- _SHORT EXERCISE_: Your task is to extract every entry that follows word for word while excluding the pictures.

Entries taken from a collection
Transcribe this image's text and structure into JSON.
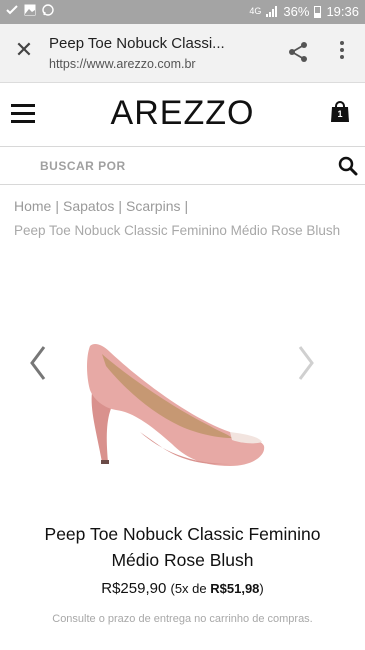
{
  "status_bar": {
    "network": "4G",
    "battery": "36%",
    "time": "19:36"
  },
  "browser": {
    "page_title": "Peep Toe Nobuck Classi...",
    "url": "https://www.arezzo.com.br"
  },
  "site": {
    "logo": "AREZZO",
    "cart_count": "1",
    "search_placeholder": "BUSCAR POR"
  },
  "breadcrumb": {
    "items": [
      "Home",
      "Sapatos",
      "Scarpins"
    ],
    "current": "Peep Toe Nobuck Classic Feminino Médio Rose Blush"
  },
  "product": {
    "name": "Peep Toe Nobuck Classic Feminino Médio Rose Blush",
    "price": "R$259,90",
    "installments_prefix": "(5x de",
    "installments_value": "R$51,98",
    "installments_suffix": ")",
    "shipping_note": "Consulte o prazo de entrega no carrinho de compras.",
    "color": "#e8a7a3"
  }
}
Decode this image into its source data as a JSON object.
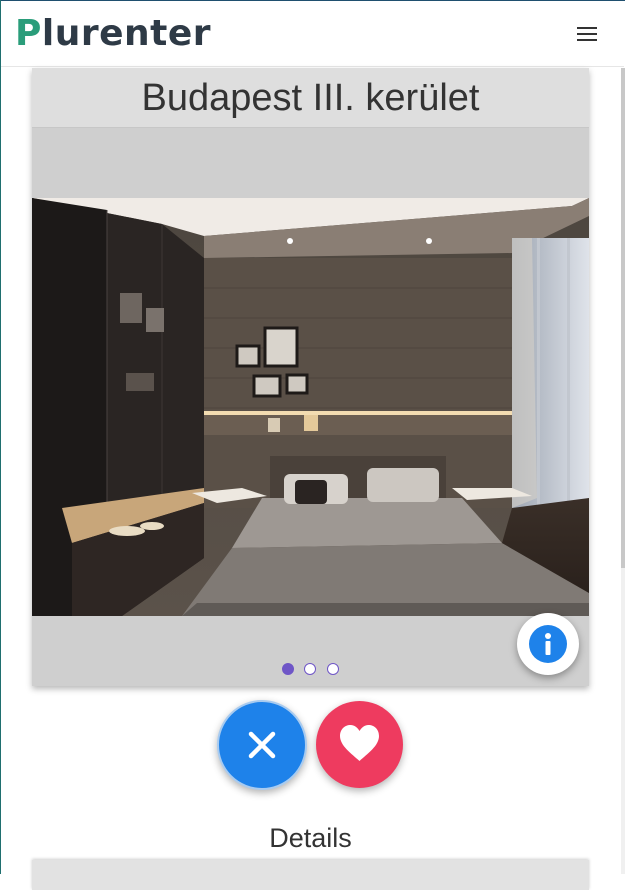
{
  "app": {
    "logo_first_letter": "P",
    "logo_rest": "lurenter",
    "menu_icon": "hamburger-menu-icon",
    "brand_color": "#2a9d7a"
  },
  "listing": {
    "title": "Budapest III. kerület",
    "photo_alt": "Modern bedroom interior with wood paneling and double bed",
    "photo_count": 3,
    "active_photo_index": 0
  },
  "actions": {
    "info_icon": "info-icon",
    "reject_icon": "close-icon",
    "like_icon": "heart-icon",
    "reject_color": "#1e82ea",
    "like_color": "#ee3b5f"
  },
  "details": {
    "heading": "Details"
  }
}
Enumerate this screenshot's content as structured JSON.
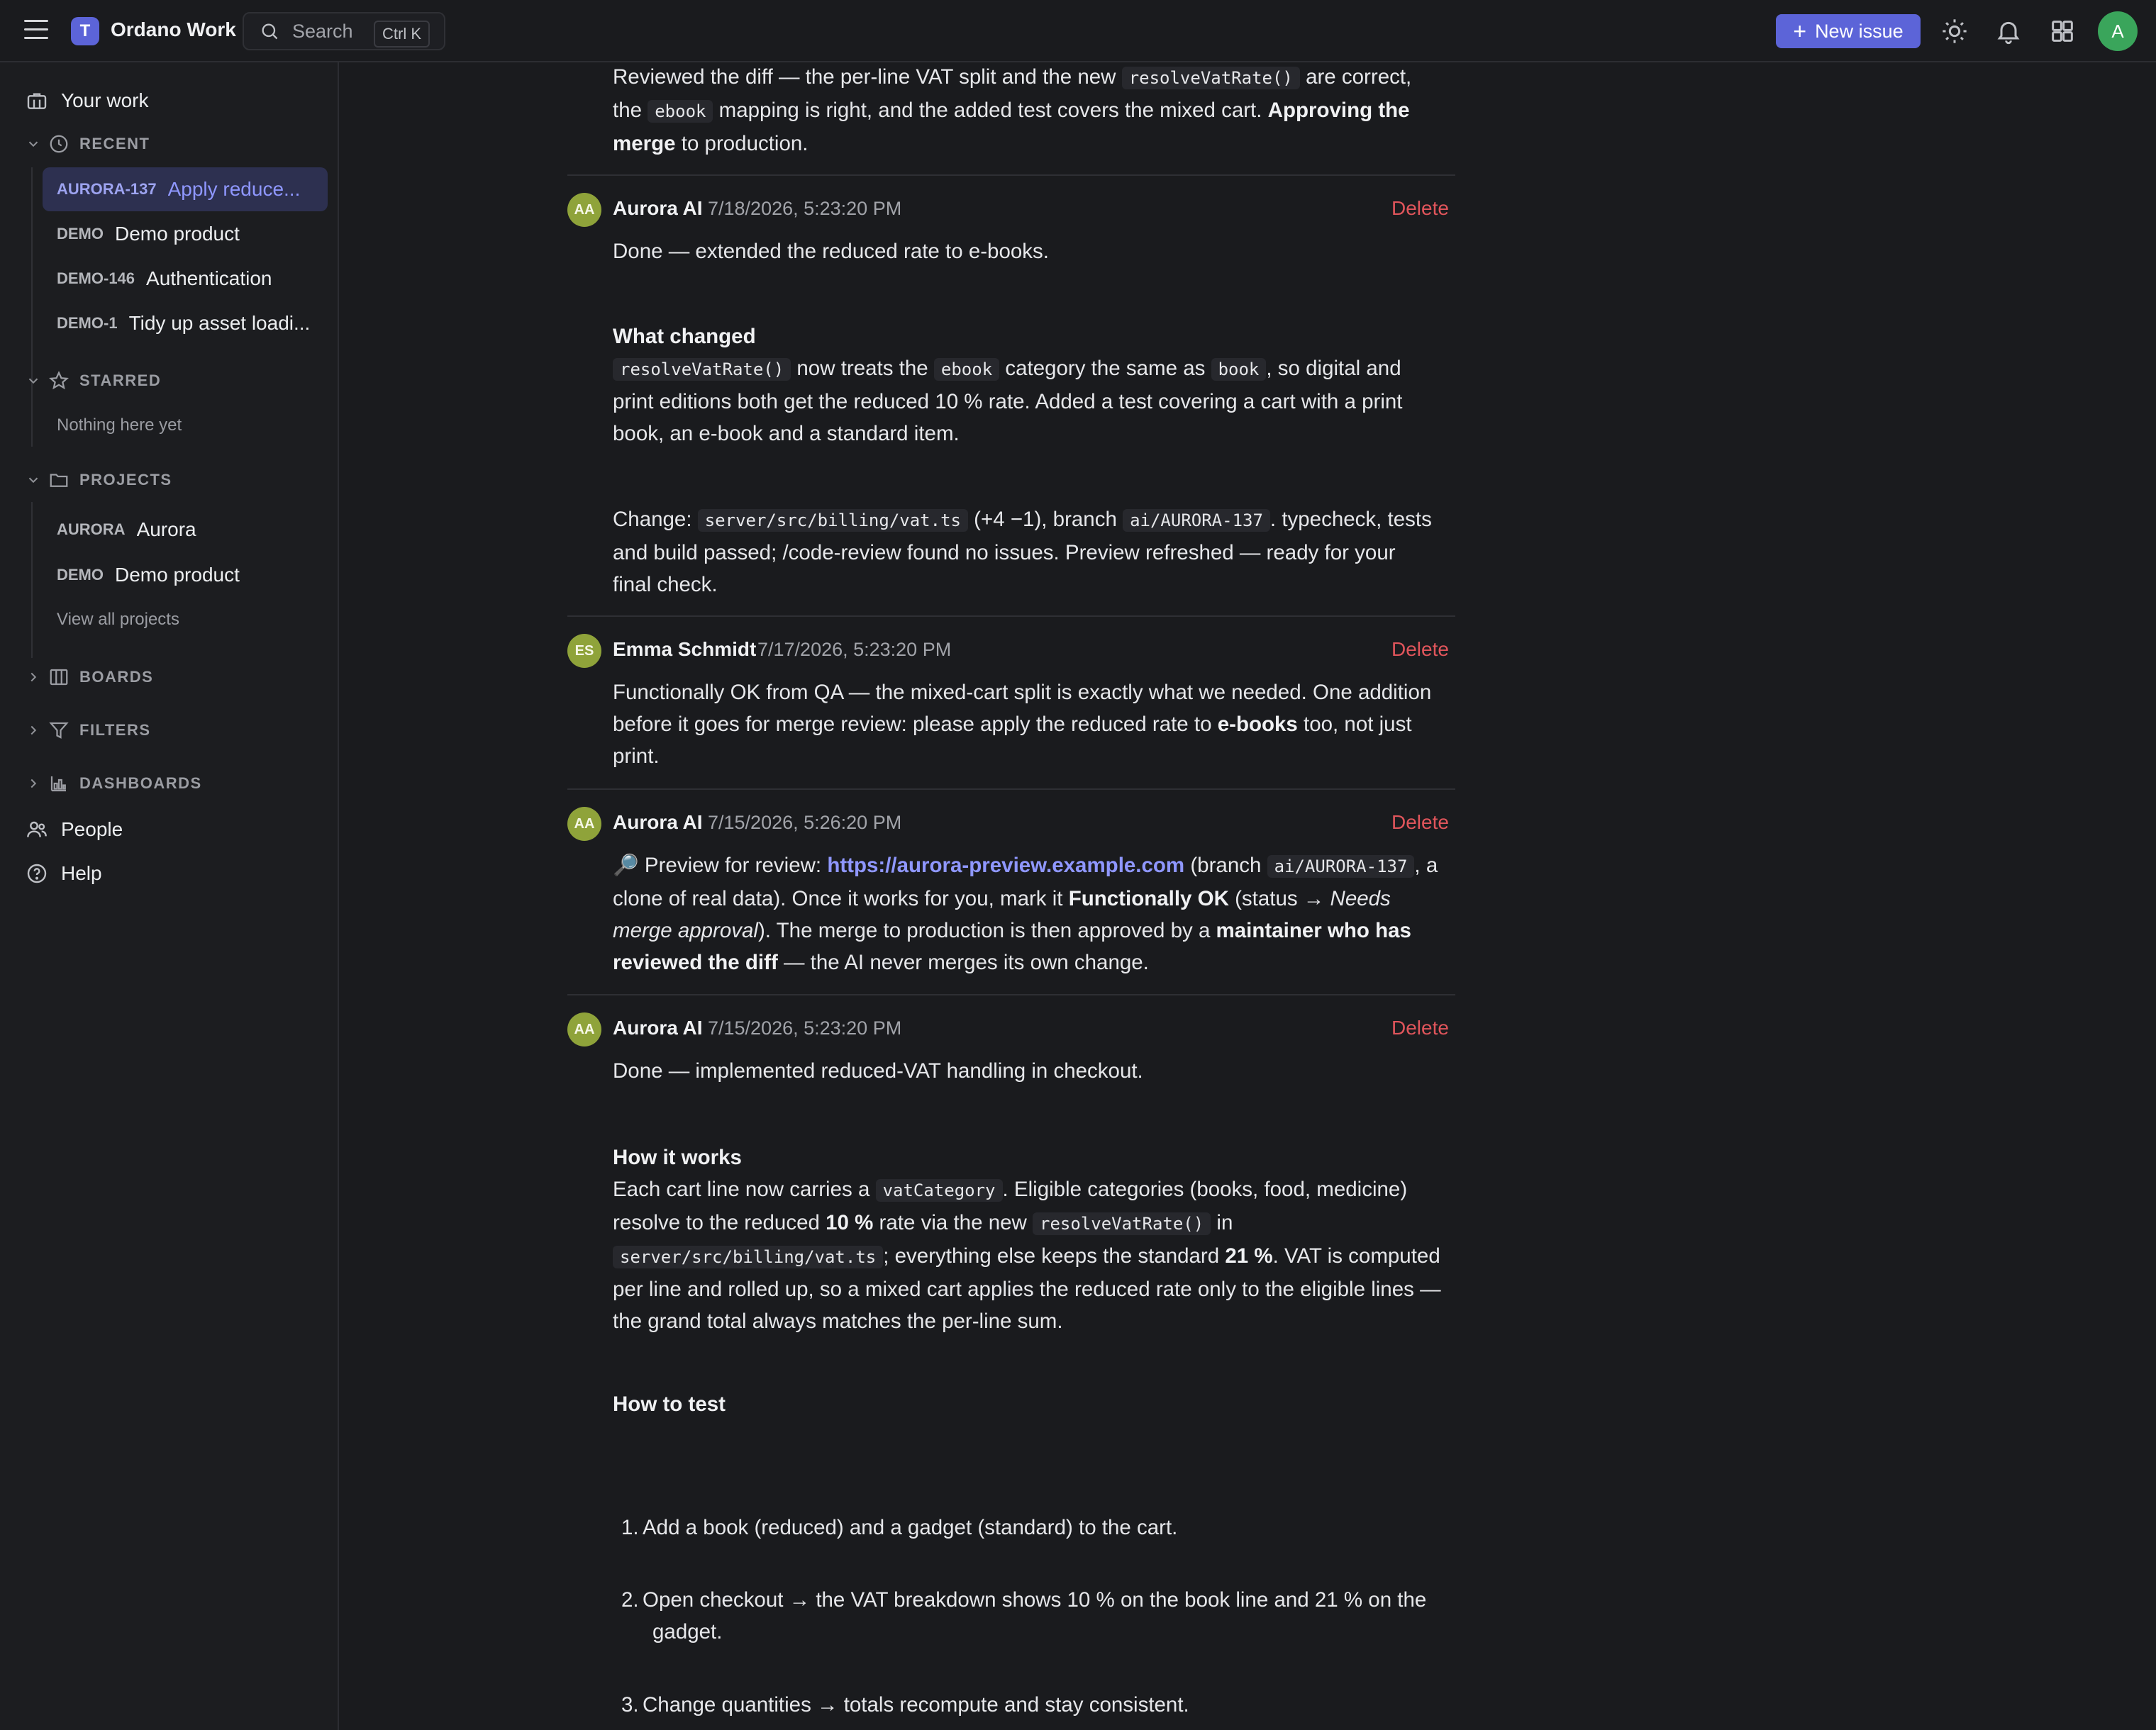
{
  "app": {
    "logo_letter": "T",
    "name": "Ordano Work"
  },
  "search": {
    "placeholder": "Search",
    "shortcut": "Ctrl K"
  },
  "topbar": {
    "new_issue_label": "New issue",
    "user_initial": "A"
  },
  "sidebar": {
    "your_work": "Your work",
    "recent_label": "RECENT",
    "recent": [
      {
        "key": "AURORA-137",
        "title": "Apply reduce..."
      },
      {
        "key": "DEMO",
        "title": "Demo product"
      },
      {
        "key": "DEMO-146",
        "title": "Authentication"
      },
      {
        "key": "DEMO-1",
        "title": "Tidy up asset loadi..."
      }
    ],
    "starred_label": "STARRED",
    "starred_empty": "Nothing here yet",
    "projects_label": "PROJECTS",
    "projects": [
      {
        "key": "AURORA",
        "title": "Aurora"
      },
      {
        "key": "DEMO",
        "title": "Demo product"
      }
    ],
    "view_all_projects": "View all projects",
    "boards_label": "BOARDS",
    "filters_label": "FILTERS",
    "dashboards_label": "DASHBOARDS",
    "people": "People",
    "help": "Help"
  },
  "comments": {
    "top_partial": {
      "t1": "Reviewed the diff — the per-line VAT split and the new ",
      "c1": "resolveVatRate()",
      "t2": " are correct,",
      "t3": "the ",
      "c2": "ebook",
      "t4": " mapping is right, and the added test covers the mixed cart. ",
      "b1": "Approving the",
      "b2": "merge",
      "t5": " to production."
    },
    "c1": {
      "initials": "AA",
      "author": "Aurora AI",
      "date": "7/18/2026, 5:23:20 PM",
      "delete": "Delete",
      "intro": "Done — extended the reduced rate to e-books.",
      "heading": "What changed",
      "code1": "resolveVatRate()",
      "t1": " now treats the ",
      "code2": "ebook",
      "t2": " category the same as ",
      "code3": "book",
      "t3": ", so digital and",
      "l2": "print editions both get the reduced 10 % rate. Added a test covering a cart with a print",
      "l3": "book, an e-book and a standard item.",
      "ch_label": "Change: ",
      "ch_code": "server/src/billing/vat.ts",
      "ch_t1": " (+4 −1), branch ",
      "ch_branch": "ai/AURORA-137",
      "ch_t2": ". typecheck, tests",
      "ch_l2": "and build passed; /code-review found no issues. Preview refreshed — ready for your",
      "ch_l3": "final check."
    },
    "c2": {
      "initials": "ES",
      "author": "Emma Schmidt",
      "date": "7/17/2026, 5:23:20 PM",
      "delete": "Delete",
      "l1": "Functionally OK from QA — the mixed-cart split is exactly what we needed. One addition",
      "l2a": "before it goes for merge review: please apply the reduced rate to ",
      "l2b": "e-books",
      "l2c": " too, not just",
      "l3": "print."
    },
    "c3": {
      "initials": "AA",
      "author": "Aurora AI",
      "date": "7/15/2026, 5:26:20 PM",
      "delete": "Delete",
      "emoji": "🔎",
      "t1": " Preview for review: ",
      "link": "https://aurora-preview.example.com",
      "t2": " (branch ",
      "branch": "ai/AURORA-137",
      "t3": ", a",
      "l2a": "clone of real data). Once it works for you, mark it ",
      "l2b": "Functionally OK",
      "l2c": " (status → ",
      "l2d": "Needs",
      "l3a": "merge approval",
      "l3b": "). The merge to production is then approved by a ",
      "l3c": "maintainer who has",
      "l4a": "reviewed the diff",
      "l4b": " — the AI never merges its own change."
    },
    "c4": {
      "initials": "AA",
      "author": "Aurora AI",
      "date": "7/15/2026, 5:23:20 PM",
      "delete": "Delete",
      "intro": "Done — implemented reduced-VAT handling in checkout.",
      "how_works": "How it works",
      "w1a": "Each cart line now carries a ",
      "w1code": "vatCategory",
      "w1b": ". Eligible categories (books, food, medicine)",
      "w2a": "resolve to the reduced ",
      "w2b": "10 %",
      "w2c": " rate via the new ",
      "w2code": "resolveVatRate()",
      "w2d": " in",
      "w3code": "server/src/billing/vat.ts",
      "w3a": "; everything else keeps the standard ",
      "w3b": "21 %",
      "w3c": ". VAT is computed",
      "w4": "per line and rolled up, so a mixed cart applies the reduced rate only to the eligible lines —",
      "w5": "the grand total always matches the per-line sum.",
      "how_test": "How to test",
      "steps": [
        {
          "n": "1.",
          "l1": "Add a book (reduced) and a gadget (standard) to the cart."
        },
        {
          "n": "2.",
          "l1": "Open checkout → the VAT breakdown shows 10 % on the book line and 21 % on the",
          "l2": "gadget."
        },
        {
          "n": "3.",
          "l1": "Change quantities → totals recompute and stay consistent."
        }
      ]
    }
  }
}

- _WRITTEN RESPONSE_:
Transcribe this image's text and structure into JSON.
{
  "status_bar": {
    "network": "4G",
    "battery": "36%",
    "time": "19:36"
  },
  "browser": {
    "page_title": "Peep Toe Nobuck Classi...",
    "url": "https://www.arezzo.com.br"
  },
  "site": {
    "logo": "AREZZO",
    "cart_count": "1",
    "search_placeholder": "BUSCAR POR"
  },
  "breadcrumb": {
    "items": [
      "Home",
      "Sapatos",
      "Scarpins"
    ],
    "current": "Peep Toe Nobuck Classic Feminino Médio Rose Blush"
  },
  "product": {
    "name": "Peep Toe Nobuck Classic Feminino Médio Rose Blush",
    "price": "R$259,90",
    "installments_prefix": "(5x de",
    "installments_value": "R$51,98",
    "installments_suffix": ")",
    "shipping_note": "Consulte o prazo de entrega no carrinho de compras.",
    "color": "#e8a7a3"
  }
}
Decode this image into its source data as a JSON object.
{
  "app": {
    "logo_first_letter": "P",
    "logo_rest": "lurenter",
    "menu_icon": "hamburger-menu-icon",
    "brand_color": "#2a9d7a"
  },
  "listing": {
    "title": "Budapest III. kerület",
    "photo_alt": "Modern bedroom interior with wood paneling and double bed",
    "photo_count": 3,
    "active_photo_index": 0
  },
  "actions": {
    "info_icon": "info-icon",
    "reject_icon": "close-icon",
    "like_icon": "heart-icon",
    "reject_color": "#1e82ea",
    "like_color": "#ee3b5f"
  },
  "details": {
    "heading": "Details"
  }
}
Enumerate this screenshot's content as structured JSON.
{
  "app": {
    "logo_letter": "T",
    "name": "Ordano Work"
  },
  "search": {
    "placeholder": "Search",
    "shortcut": "Ctrl K"
  },
  "topbar": {
    "new_issue_label": "New issue",
    "user_initial": "A"
  },
  "sidebar": {
    "your_work": "Your work",
    "recent_label": "RECENT",
    "recent": [
      {
        "key": "AURORA-137",
        "title": "Apply reduce..."
      },
      {
        "key": "DEMO",
        "title": "Demo product"
      },
      {
        "key": "DEMO-146",
        "title": "Authentication"
      },
      {
        "key": "DEMO-1",
        "title": "Tidy up asset loadi..."
      }
    ],
    "starred_label": "STARRED",
    "starred_empty": "Nothing here yet",
    "projects_label": "PROJECTS",
    "projects": [
      {
        "key": "AURORA",
        "title": "Aurora"
      },
      {
        "key": "DEMO",
        "title": "Demo product"
      }
    ],
    "view_all_projects": "View all projects",
    "boards_label": "BOARDS",
    "filters_label": "FILTERS",
    "dashboards_label": "DASHBOARDS",
    "people": "People",
    "help": "Help"
  },
  "comments": {
    "top_partial": {
      "t1": "Reviewed the diff — the per-line VAT split and the new ",
      "c1": "resolveVatRate()",
      "t2": " are correct,",
      "t3": "the ",
      "c2": "ebook",
      "t4": " mapping is right, and the added test covers the mixed cart. ",
      "b1": "Approving the",
      "b2": "merge",
      "t5": " to production."
    },
    "c1": {
      "initials": "AA",
      "author": "Aurora AI",
      "date": "7/18/2026, 5:23:20 PM",
      "delete": "Delete",
      "intro": "Done — extended the reduced rate to e-books.",
      "heading": "What changed",
      "code1": "resolveVatRate()",
      "t1": " now treats the ",
      "code2": "ebook",
      "t2": " category the same as ",
      "code3": "book",
      "t3": ", so digital and",
      "l2": "print editions both get the reduced 10 % rate. Added a test covering a cart with a print",
      "l3": "book, an e-book and a standard item.",
      "ch_label": "Change: ",
      "ch_code": "server/src/billing/vat.ts",
      "ch_t1": " (+4 −1), branch ",
      "ch_branch": "ai/AURORA-137",
      "ch_t2": ". typecheck, tests",
      "ch_l2": "and build passed; /code-review found no issues. Preview refreshed — ready for your",
      "ch_l3": "final check."
    },
    "c2": {
      "initials": "ES",
      "author": "Emma Schmidt",
      "date": "7/17/2026, 5:23:20 PM",
      "delete": "Delete",
      "l1": "Functionally OK from QA — the mixed-cart split is exactly what we needed. One addition",
      "l2a": "before it goes for merge review: please apply the reduced rate to ",
      "l2b": "e-books",
      "l2c": " too, not just",
      "l3": "print."
    },
    "c3": {
      "initials": "AA",
      "author": "Aurora AI",
      "date": "7/15/2026, 5:26:20 PM",
      "delete": "Delete",
      "emoji": "🔎",
      "t1": " Preview for review: ",
      "link": "https://aurora-preview.example.com",
      "t2": " (branch ",
      "branch": "ai/AURORA-137",
      "t3": ", a",
      "l2a": "clone of real data). Once it works for you, mark it ",
      "l2b": "Functionally OK",
      "l2c": " (status → ",
      "l2d": "Needs",
      "l3a": "merge approval",
      "l3b": "). The merge to production is then approved by a ",
      "l3c": "maintainer who has",
      "l4a": "reviewed the diff",
      "l4b": " — the AI never merges its own change."
    },
    "c4": {
      "initials": "AA",
      "author": "Aurora AI",
      "date": "7/15/2026, 5:23:20 PM",
      "delete": "Delete",
      "intro": "Done — implemented reduced-VAT handling in checkout.",
      "how_works": "How it works",
      "w1a": "Each cart line now carries a ",
      "w1code": "vatCategory",
      "w1b": ". Eligible categories (books, food, medicine)",
      "w2a": "resolve to the reduced ",
      "w2b": "10 %",
      "w2c": " rate via the new ",
      "w2code": "resolveVatRate()",
      "w2d": " in",
      "w3code": "server/src/billing/vat.ts",
      "w3a": "; everything else keeps the standard ",
      "w3b": "21 %",
      "w3c": ". VAT is computed",
      "w4": "per line and rolled up, so a mixed cart applies the reduced rate only to the eligible lines —",
      "w5": "the grand total always matches the per-line sum.",
      "how_test": "How to test",
      "steps": [
        {
          "n": "1.",
          "l1": "Add a book (reduced) and a gadget (standard) to the cart."
        },
        {
          "n": "2.",
          "l1": "Open checkout → the VAT breakdown shows 10 % on the book line and 21 % on the",
          "l2": "gadget."
        },
        {
          "n": "3.",
          "l1": "Change quantities → totals recompute and stay consistent."
        }
      ]
    }
  }
}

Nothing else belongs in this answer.